## Exercise brief
Write out each record below exactly as it appears, with no pictures.

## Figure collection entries
-- Start --
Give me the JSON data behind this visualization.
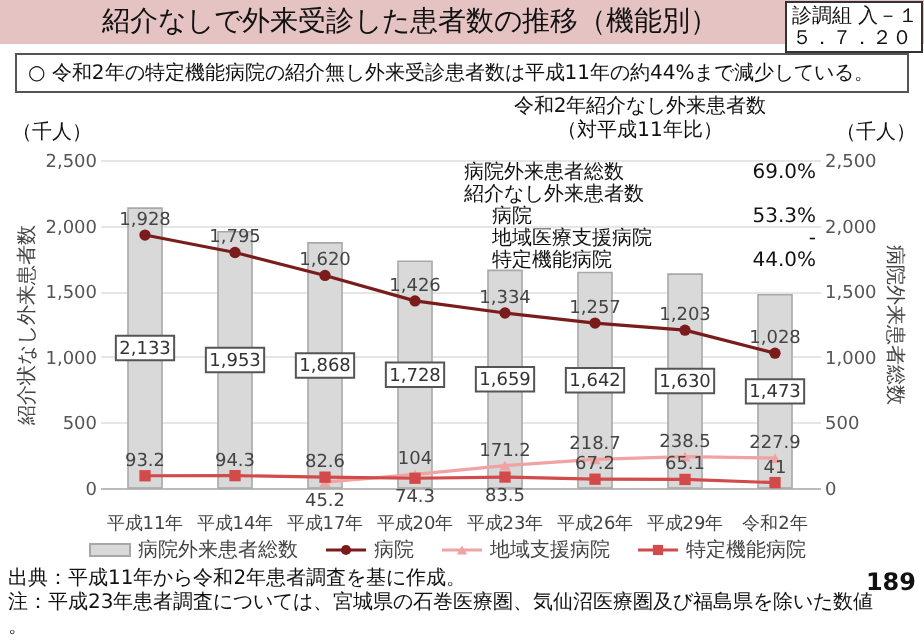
{
  "chart_data": {
    "type": "bar",
    "title": "紹介なしで外来受診した患者数の推移（機能別）",
    "subtitle": "○ 令和2年の特定機能病院の紹介無し外来受診患者数は平成11年の約44%まで減少している。",
    "categories": [
      "平成11年",
      "平成14年",
      "平成17年",
      "平成20年",
      "平成23年",
      "平成26年",
      "平成29年",
      "令和2年"
    ],
    "series": [
      {
        "name": "病院外来患者総数",
        "axis": "y2",
        "color": "#d9d9d9",
        "values": [
          2133,
          1953,
          1868,
          1728,
          1659,
          1642,
          1630,
          1473
        ],
        "value_labels": [
          "2,133",
          "1,953",
          "1,868",
          "1,728",
          "1,659",
          "1,642",
          "1,630",
          "1,473"
        ]
      },
      {
        "name": "病院",
        "type": "line",
        "marker": "circle",
        "color": "#7b1c1c",
        "values": [
          1928,
          1795,
          1620,
          1426,
          1334,
          1257,
          1203,
          1028
        ],
        "value_labels": [
          "1,928",
          "1,795",
          "1,620",
          "1,426",
          "1,334",
          "1,257",
          "1,203",
          "1,028"
        ]
      },
      {
        "name": "地域支援病院",
        "type": "line",
        "marker": "triangle",
        "color": "#f0a3a3",
        "values": [
          null,
          null,
          45.2,
          104,
          171.2,
          218.7,
          238.5,
          227.9
        ],
        "value_labels": [
          null,
          null,
          "45.2",
          "104",
          "171.2",
          "218.7",
          "238.5",
          "227.9"
        ]
      },
      {
        "name": "特定機能病院",
        "type": "line",
        "marker": "square",
        "color": "#d24a4a",
        "values": [
          93.2,
          94.3,
          82.6,
          74.3,
          83.5,
          67.2,
          65.1,
          41
        ],
        "value_labels": [
          "93.2",
          "94.3",
          "82.6",
          "74.3",
          "83.5",
          "67.2",
          "65.1",
          "41"
        ]
      }
    ],
    "ylabel": "紹介状なし外来患者数",
    "y2label": "病院外来患者総数",
    "ylim": [
      0,
      2500
    ],
    "yticks": [
      0,
      {
        "value": 500,
        "label": "500"
      },
      {
        "value": 1000,
        "label": "1,000"
      },
      {
        "value": 1500,
        "label": "1,500"
      },
      {
        "value": 2000,
        "label": "2,000"
      },
      {
        "value": 2500,
        "label": "2,500"
      }
    ],
    "y2lim": [
      0,
      2500
    ],
    "y2ticks": [
      0,
      {
        "value": 500,
        "label": "500"
      },
      {
        "value": 1000,
        "label": "1,000"
      },
      {
        "value": 1500,
        "label": "1,500"
      },
      {
        "value": 2000,
        "label": "2,000"
      },
      {
        "value": 2500,
        "label": "2,500"
      }
    ],
    "grid": "y",
    "legend": "bottom",
    "annotations": [
      "（千人）",
      "（千人）",
      "令和2年紹介なし外来患者数",
      "（対平成11年比）",
      "病院外来患者総数",
      "69.0%",
      "紹介なし外来患者数",
      "病院",
      "53.3%",
      "地域医療支援病院",
      "-",
      "特定機能病院",
      "44.0%",
      "診調組 入－１",
      "５．７．２０",
      "出典：平成11年から令和2年患者調査を基に作成。",
      "注：平成23年患者調査については、宮城県の石巻医療圏、気仙沼医療圏及び福島県を除いた数値。",
      "189"
    ]
  }
}
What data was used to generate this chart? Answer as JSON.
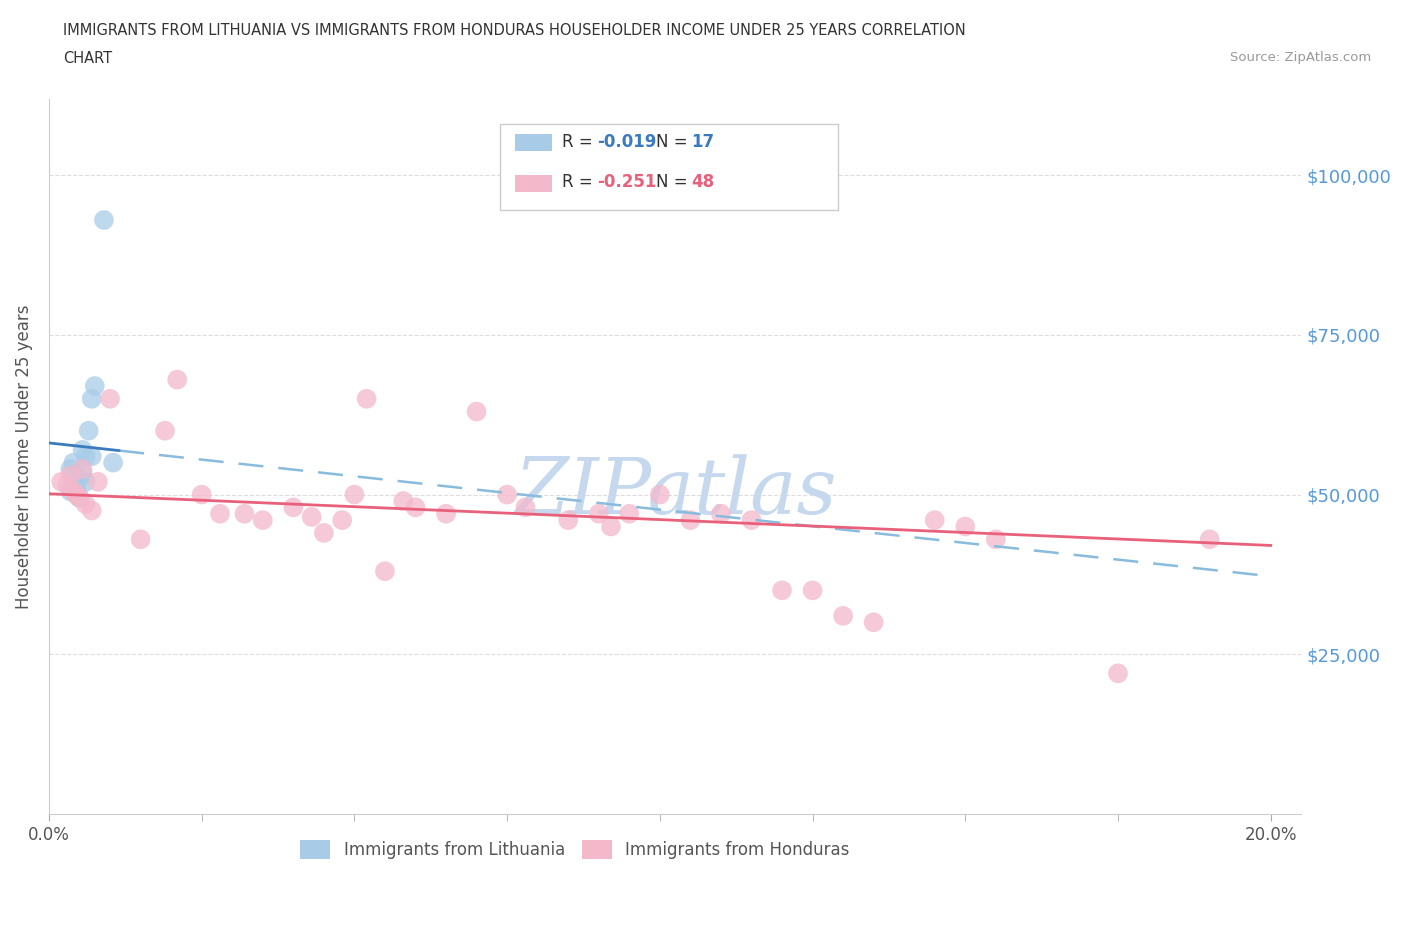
{
  "title_line1": "IMMIGRANTS FROM LITHUANIA VS IMMIGRANTS FROM HONDURAS HOUSEHOLDER INCOME UNDER 25 YEARS CORRELATION",
  "title_line2": "CHART",
  "source_text": "Source: ZipAtlas.com",
  "ylabel": "Householder Income Under 25 years",
  "ytick_labels": [
    "$25,000",
    "$50,000",
    "$75,000",
    "$100,000"
  ],
  "ytick_vals": [
    25000,
    50000,
    75000,
    100000
  ],
  "ylim": [
    0,
    112000
  ],
  "xlim": [
    0,
    20.5
  ],
  "xmin_label": "0.0%",
  "xmax_label": "20.0%",
  "x_minor_ticks": [
    2.5,
    5.0,
    7.5,
    10.0,
    12.5,
    15.0,
    17.5
  ],
  "lithuania_R": -0.019,
  "lithuania_N": 17,
  "honduras_R": -0.251,
  "honduras_N": 48,
  "lithuania_scatter_color": "#a8cce8",
  "honduras_scatter_color": "#f4b8cb",
  "lithuania_line_color": "#3a7abf",
  "honduras_line_color": "#e8607a",
  "dashed_line_color": "#88bbdd",
  "background_color": "#ffffff",
  "grid_color": "#cccccc",
  "grid_style": "--",
  "watermark": "ZIPatlas",
  "watermark_color": "#c5d8ee",
  "legend_label_lithuania": "Immigrants from Lithuania",
  "legend_label_honduras": "Immigrants from Honduras",
  "lith_legend_color": "#a8cce8",
  "hond_legend_color": "#f4b8cb",
  "R_color_lith": "#3a7abf",
  "R_color_hond": "#e8607a",
  "lithuania_x": [
    0.5,
    0.4,
    0.55,
    0.65,
    0.7,
    0.6,
    0.75,
    0.45,
    0.5,
    0.6,
    0.35,
    0.7,
    0.55,
    1.05,
    0.9,
    0.45,
    0.35
  ],
  "lithuania_y": [
    52500,
    55000,
    57000,
    60000,
    65000,
    56000,
    67000,
    50000,
    49500,
    52000,
    54000,
    56000,
    53500,
    55000,
    93000,
    51000,
    50500
  ],
  "honduras_x": [
    0.2,
    0.3,
    0.35,
    0.4,
    0.45,
    0.5,
    0.55,
    0.6,
    0.7,
    0.8,
    1.0,
    1.5,
    1.9,
    2.1,
    2.5,
    2.8,
    3.2,
    3.5,
    4.0,
    4.3,
    4.5,
    4.8,
    5.0,
    5.2,
    5.5,
    5.8,
    6.0,
    6.5,
    7.0,
    7.5,
    7.8,
    8.5,
    9.0,
    9.2,
    9.5,
    10.0,
    10.5,
    11.0,
    11.5,
    12.0,
    12.5,
    13.0,
    13.5,
    14.5,
    15.0,
    15.5,
    17.5,
    19.0
  ],
  "honduras_y": [
    52000,
    51500,
    53000,
    50500,
    50000,
    49500,
    54000,
    48500,
    47500,
    52000,
    65000,
    43000,
    60000,
    68000,
    50000,
    47000,
    47000,
    46000,
    48000,
    46500,
    44000,
    46000,
    50000,
    65000,
    38000,
    49000,
    48000,
    47000,
    63000,
    50000,
    48000,
    46000,
    47000,
    45000,
    47000,
    50000,
    46000,
    47000,
    46000,
    35000,
    35000,
    31000,
    30000,
    46000,
    45000,
    43000,
    22000,
    43000
  ]
}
-- End --
## Task result
Give me the JSON data behind this visualization.
{
  "chart_data": {
    "type": "bar",
    "title": "紹介なしで外来受診した患者数の推移（機能別）",
    "subtitle": "○ 令和2年の特定機能病院の紹介無し外来受診患者数は平成11年の約44%まで減少している。",
    "categories": [
      "平成11年",
      "平成14年",
      "平成17年",
      "平成20年",
      "平成23年",
      "平成26年",
      "平成29年",
      "令和2年"
    ],
    "series": [
      {
        "name": "病院外来患者総数",
        "axis": "y2",
        "color": "#d9d9d9",
        "values": [
          2133,
          1953,
          1868,
          1728,
          1659,
          1642,
          1630,
          1473
        ],
        "value_labels": [
          "2,133",
          "1,953",
          "1,868",
          "1,728",
          "1,659",
          "1,642",
          "1,630",
          "1,473"
        ]
      },
      {
        "name": "病院",
        "type": "line",
        "marker": "circle",
        "color": "#7b1c1c",
        "values": [
          1928,
          1795,
          1620,
          1426,
          1334,
          1257,
          1203,
          1028
        ],
        "value_labels": [
          "1,928",
          "1,795",
          "1,620",
          "1,426",
          "1,334",
          "1,257",
          "1,203",
          "1,028"
        ]
      },
      {
        "name": "地域支援病院",
        "type": "line",
        "marker": "triangle",
        "color": "#f0a3a3",
        "values": [
          null,
          null,
          45.2,
          104,
          171.2,
          218.7,
          238.5,
          227.9
        ],
        "value_labels": [
          null,
          null,
          "45.2",
          "104",
          "171.2",
          "218.7",
          "238.5",
          "227.9"
        ]
      },
      {
        "name": "特定機能病院",
        "type": "line",
        "marker": "square",
        "color": "#d24a4a",
        "values": [
          93.2,
          94.3,
          82.6,
          74.3,
          83.5,
          67.2,
          65.1,
          41
        ],
        "value_labels": [
          "93.2",
          "94.3",
          "82.6",
          "74.3",
          "83.5",
          "67.2",
          "65.1",
          "41"
        ]
      }
    ],
    "ylabel": "紹介状なし外来患者数",
    "y2label": "病院外来患者総数",
    "ylim": [
      0,
      2500
    ],
    "yticks": [
      0,
      {
        "value": 500,
        "label": "500"
      },
      {
        "value": 1000,
        "label": "1,000"
      },
      {
        "value": 1500,
        "label": "1,500"
      },
      {
        "value": 2000,
        "label": "2,000"
      },
      {
        "value": 2500,
        "label": "2,500"
      }
    ],
    "y2lim": [
      0,
      2500
    ],
    "y2ticks": [
      0,
      {
        "value": 500,
        "label": "500"
      },
      {
        "value": 1000,
        "label": "1,000"
      },
      {
        "value": 1500,
        "label": "1,500"
      },
      {
        "value": 2000,
        "label": "2,000"
      },
      {
        "value": 2500,
        "label": "2,500"
      }
    ],
    "grid": "y",
    "legend": "bottom",
    "annotations": [
      "（千人）",
      "（千人）",
      "令和2年紹介なし外来患者数",
      "（対平成11年比）",
      "病院外来患者総数",
      "69.0%",
      "紹介なし外来患者数",
      "病院",
      "53.3%",
      "地域医療支援病院",
      "-",
      "特定機能病院",
      "44.0%",
      "診調組 入－１",
      "５．７．２０",
      "出典：平成11年から令和2年患者調査を基に作成。",
      "注：平成23年患者調査については、宮城県の石巻医療圏、気仙沼医療圏及び福島県を除いた数値。",
      "189"
    ]
  }
}
What data was used to generate this chart? Answer as JSON.
{
  "title_line1": "IMMIGRANTS FROM LITHUANIA VS IMMIGRANTS FROM HONDURAS HOUSEHOLDER INCOME UNDER 25 YEARS CORRELATION",
  "title_line2": "CHART",
  "source_text": "Source: ZipAtlas.com",
  "ylabel": "Householder Income Under 25 years",
  "ytick_labels": [
    "$25,000",
    "$50,000",
    "$75,000",
    "$100,000"
  ],
  "ytick_vals": [
    25000,
    50000,
    75000,
    100000
  ],
  "ylim": [
    0,
    112000
  ],
  "xlim": [
    0,
    20.5
  ],
  "xmin_label": "0.0%",
  "xmax_label": "20.0%",
  "x_minor_ticks": [
    2.5,
    5.0,
    7.5,
    10.0,
    12.5,
    15.0,
    17.5
  ],
  "lithuania_R": -0.019,
  "lithuania_N": 17,
  "honduras_R": -0.251,
  "honduras_N": 48,
  "lithuania_scatter_color": "#a8cce8",
  "honduras_scatter_color": "#f4b8cb",
  "lithuania_line_color": "#3a7abf",
  "honduras_line_color": "#e8607a",
  "dashed_line_color": "#88bbdd",
  "background_color": "#ffffff",
  "grid_color": "#cccccc",
  "grid_style": "--",
  "watermark": "ZIPatlas",
  "watermark_color": "#c5d8ee",
  "legend_label_lithuania": "Immigrants from Lithuania",
  "legend_label_honduras": "Immigrants from Honduras",
  "lith_legend_color": "#a8cce8",
  "hond_legend_color": "#f4b8cb",
  "R_color_lith": "#3a7abf",
  "R_color_hond": "#e8607a",
  "lithuania_x": [
    0.5,
    0.4,
    0.55,
    0.65,
    0.7,
    0.6,
    0.75,
    0.45,
    0.5,
    0.6,
    0.35,
    0.7,
    0.55,
    1.05,
    0.9,
    0.45,
    0.35
  ],
  "lithuania_y": [
    52500,
    55000,
    57000,
    60000,
    65000,
    56000,
    67000,
    50000,
    49500,
    52000,
    54000,
    56000,
    53500,
    55000,
    93000,
    51000,
    50500
  ],
  "honduras_x": [
    0.2,
    0.3,
    0.35,
    0.4,
    0.45,
    0.5,
    0.55,
    0.6,
    0.7,
    0.8,
    1.0,
    1.5,
    1.9,
    2.1,
    2.5,
    2.8,
    3.2,
    3.5,
    4.0,
    4.3,
    4.5,
    4.8,
    5.0,
    5.2,
    5.5,
    5.8,
    6.0,
    6.5,
    7.0,
    7.5,
    7.8,
    8.5,
    9.0,
    9.2,
    9.5,
    10.0,
    10.5,
    11.0,
    11.5,
    12.0,
    12.5,
    13.0,
    13.5,
    14.5,
    15.0,
    15.5,
    17.5,
    19.0
  ],
  "honduras_y": [
    52000,
    51500,
    53000,
    50500,
    50000,
    49500,
    54000,
    48500,
    47500,
    52000,
    65000,
    43000,
    60000,
    68000,
    50000,
    47000,
    47000,
    46000,
    48000,
    46500,
    44000,
    46000,
    50000,
    65000,
    38000,
    49000,
    48000,
    47000,
    63000,
    50000,
    48000,
    46000,
    47000,
    45000,
    47000,
    50000,
    46000,
    47000,
    46000,
    35000,
    35000,
    31000,
    30000,
    46000,
    45000,
    43000,
    22000,
    43000
  ]
}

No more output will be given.